*DIRECTIONS FOR THIS TASK*: Give the count of lines in the data that include the string "使用以下加密连接类型", with no added remarks.

----- LISTED RECORDS

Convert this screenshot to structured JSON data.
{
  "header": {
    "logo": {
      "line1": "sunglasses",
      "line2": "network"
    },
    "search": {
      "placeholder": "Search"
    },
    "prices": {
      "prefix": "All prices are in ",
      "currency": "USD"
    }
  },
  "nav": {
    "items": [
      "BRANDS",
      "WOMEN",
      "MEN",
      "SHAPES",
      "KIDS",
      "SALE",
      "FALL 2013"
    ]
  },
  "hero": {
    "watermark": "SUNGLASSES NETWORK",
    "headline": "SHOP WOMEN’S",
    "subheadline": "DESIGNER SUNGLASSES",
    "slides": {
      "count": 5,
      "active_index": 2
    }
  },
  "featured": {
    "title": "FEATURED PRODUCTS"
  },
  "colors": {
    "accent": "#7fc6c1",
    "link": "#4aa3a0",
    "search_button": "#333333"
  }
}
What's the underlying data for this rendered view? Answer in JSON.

----------
----- LISTED RECORDS

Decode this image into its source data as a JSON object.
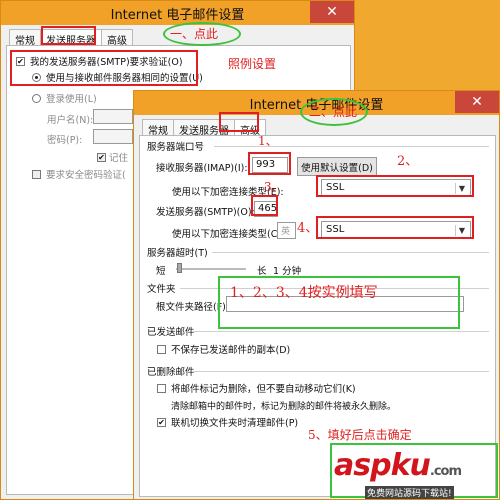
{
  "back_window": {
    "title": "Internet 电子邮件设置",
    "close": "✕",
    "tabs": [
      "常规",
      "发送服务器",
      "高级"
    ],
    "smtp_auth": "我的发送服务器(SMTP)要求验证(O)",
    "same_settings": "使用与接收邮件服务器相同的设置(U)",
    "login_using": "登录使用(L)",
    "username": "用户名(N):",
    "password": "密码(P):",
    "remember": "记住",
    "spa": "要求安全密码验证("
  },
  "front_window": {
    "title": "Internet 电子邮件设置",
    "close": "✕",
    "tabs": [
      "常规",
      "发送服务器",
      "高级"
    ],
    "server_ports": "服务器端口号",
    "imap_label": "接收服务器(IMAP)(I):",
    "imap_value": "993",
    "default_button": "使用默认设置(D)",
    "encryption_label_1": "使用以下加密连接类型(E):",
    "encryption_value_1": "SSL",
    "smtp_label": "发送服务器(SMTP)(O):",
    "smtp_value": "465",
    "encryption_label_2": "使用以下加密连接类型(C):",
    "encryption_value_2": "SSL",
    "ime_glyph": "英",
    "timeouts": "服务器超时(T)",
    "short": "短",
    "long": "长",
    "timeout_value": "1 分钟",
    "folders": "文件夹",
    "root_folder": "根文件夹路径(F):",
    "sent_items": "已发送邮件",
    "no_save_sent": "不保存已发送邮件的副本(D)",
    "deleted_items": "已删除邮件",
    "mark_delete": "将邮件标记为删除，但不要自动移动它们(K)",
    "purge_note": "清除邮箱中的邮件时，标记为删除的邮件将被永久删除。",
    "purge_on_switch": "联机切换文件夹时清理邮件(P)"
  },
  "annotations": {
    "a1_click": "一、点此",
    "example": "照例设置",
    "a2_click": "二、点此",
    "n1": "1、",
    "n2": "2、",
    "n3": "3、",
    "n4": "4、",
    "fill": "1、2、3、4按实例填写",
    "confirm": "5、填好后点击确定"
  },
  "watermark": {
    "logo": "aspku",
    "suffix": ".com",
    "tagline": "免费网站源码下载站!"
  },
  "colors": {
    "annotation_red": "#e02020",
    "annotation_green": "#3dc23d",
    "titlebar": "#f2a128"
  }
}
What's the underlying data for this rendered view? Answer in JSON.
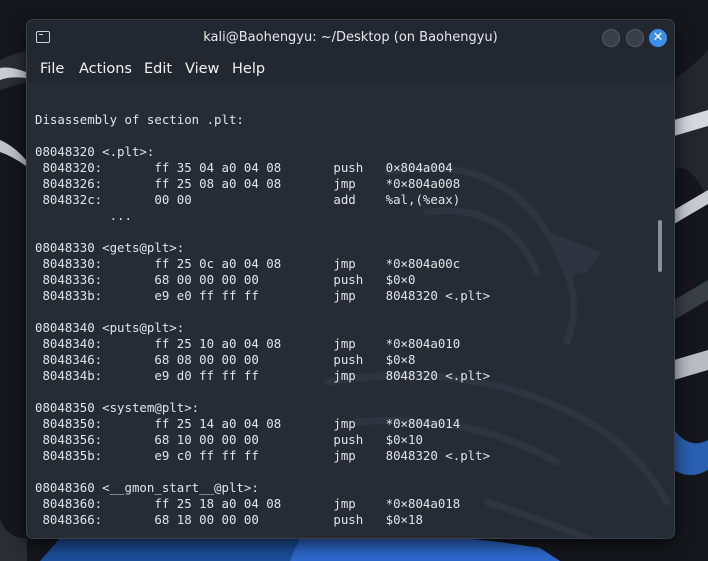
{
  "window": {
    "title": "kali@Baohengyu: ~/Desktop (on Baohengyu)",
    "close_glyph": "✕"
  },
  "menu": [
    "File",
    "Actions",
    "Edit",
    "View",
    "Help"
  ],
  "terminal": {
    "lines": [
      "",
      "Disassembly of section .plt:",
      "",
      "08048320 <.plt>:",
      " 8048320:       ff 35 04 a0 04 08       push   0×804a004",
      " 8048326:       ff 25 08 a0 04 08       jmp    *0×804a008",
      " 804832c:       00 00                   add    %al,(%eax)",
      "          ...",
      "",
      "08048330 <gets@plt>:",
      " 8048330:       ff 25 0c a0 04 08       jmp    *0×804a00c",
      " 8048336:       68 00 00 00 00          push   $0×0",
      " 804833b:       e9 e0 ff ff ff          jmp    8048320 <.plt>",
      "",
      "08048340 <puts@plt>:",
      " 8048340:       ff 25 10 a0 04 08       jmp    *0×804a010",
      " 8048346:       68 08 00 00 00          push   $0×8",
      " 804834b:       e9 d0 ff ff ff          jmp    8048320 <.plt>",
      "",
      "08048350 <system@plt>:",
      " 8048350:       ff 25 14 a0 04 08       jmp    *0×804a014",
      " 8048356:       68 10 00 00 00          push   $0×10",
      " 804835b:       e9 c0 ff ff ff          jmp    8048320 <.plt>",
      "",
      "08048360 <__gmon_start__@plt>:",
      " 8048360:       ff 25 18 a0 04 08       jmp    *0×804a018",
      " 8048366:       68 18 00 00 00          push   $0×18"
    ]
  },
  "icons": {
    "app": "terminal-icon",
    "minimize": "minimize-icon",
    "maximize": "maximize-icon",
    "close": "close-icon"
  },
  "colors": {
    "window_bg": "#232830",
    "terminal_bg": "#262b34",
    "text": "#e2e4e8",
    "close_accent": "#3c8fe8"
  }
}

----------
----- LISTED RECORDS

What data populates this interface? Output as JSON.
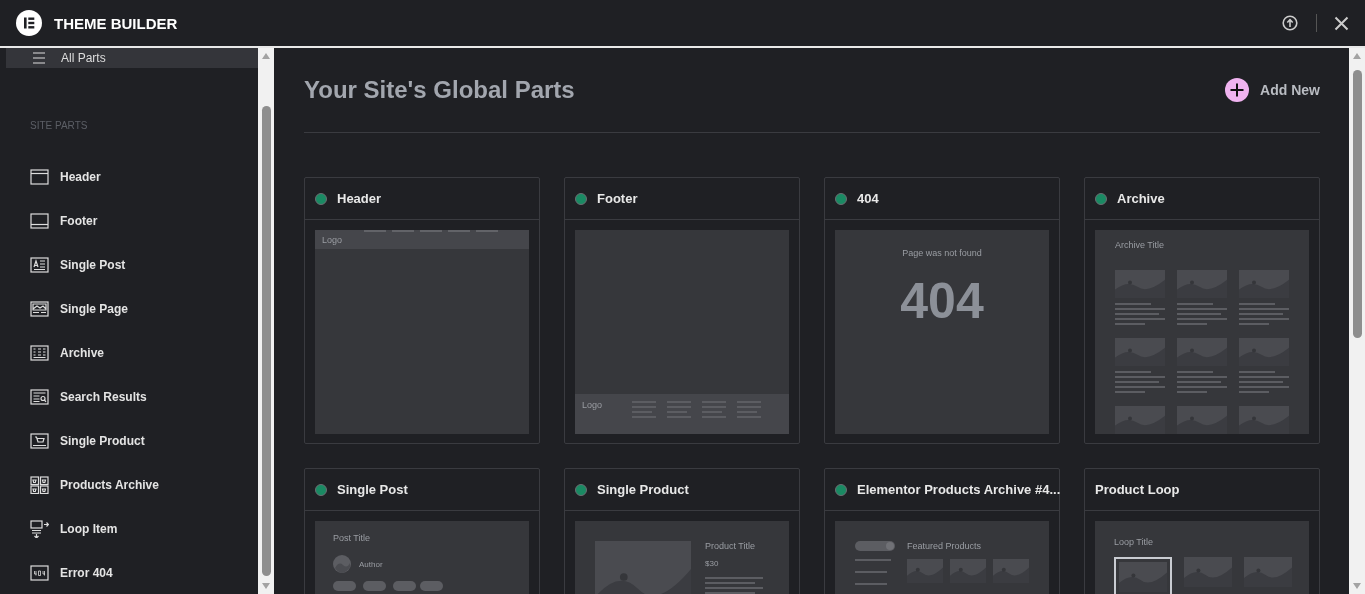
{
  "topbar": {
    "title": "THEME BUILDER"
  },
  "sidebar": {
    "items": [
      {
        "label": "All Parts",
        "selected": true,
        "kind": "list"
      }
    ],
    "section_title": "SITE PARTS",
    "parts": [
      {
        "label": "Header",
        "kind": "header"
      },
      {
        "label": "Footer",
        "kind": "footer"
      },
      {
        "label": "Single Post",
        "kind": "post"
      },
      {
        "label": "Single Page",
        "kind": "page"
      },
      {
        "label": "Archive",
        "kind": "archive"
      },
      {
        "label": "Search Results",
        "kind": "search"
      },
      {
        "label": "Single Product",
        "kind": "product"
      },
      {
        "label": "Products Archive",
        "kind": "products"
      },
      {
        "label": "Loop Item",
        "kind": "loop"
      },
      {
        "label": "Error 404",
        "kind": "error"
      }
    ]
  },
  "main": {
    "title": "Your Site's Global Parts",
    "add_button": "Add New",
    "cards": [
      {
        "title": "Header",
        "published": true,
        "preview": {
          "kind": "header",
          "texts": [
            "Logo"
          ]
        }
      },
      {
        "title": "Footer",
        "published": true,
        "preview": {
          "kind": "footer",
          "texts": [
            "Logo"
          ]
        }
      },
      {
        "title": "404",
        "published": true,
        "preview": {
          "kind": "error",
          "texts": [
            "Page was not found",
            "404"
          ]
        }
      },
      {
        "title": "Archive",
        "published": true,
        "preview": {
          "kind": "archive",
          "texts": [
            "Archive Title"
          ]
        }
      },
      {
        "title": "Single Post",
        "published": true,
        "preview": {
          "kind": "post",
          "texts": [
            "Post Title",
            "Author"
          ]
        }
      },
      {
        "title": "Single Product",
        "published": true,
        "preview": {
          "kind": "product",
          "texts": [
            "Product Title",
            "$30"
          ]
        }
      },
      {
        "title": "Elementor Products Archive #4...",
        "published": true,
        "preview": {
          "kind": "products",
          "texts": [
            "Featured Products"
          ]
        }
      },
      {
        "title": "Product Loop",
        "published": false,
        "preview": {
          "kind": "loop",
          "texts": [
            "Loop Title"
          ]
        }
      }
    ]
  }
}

----------

*ANSWER TO THIS PROBLEM*: 2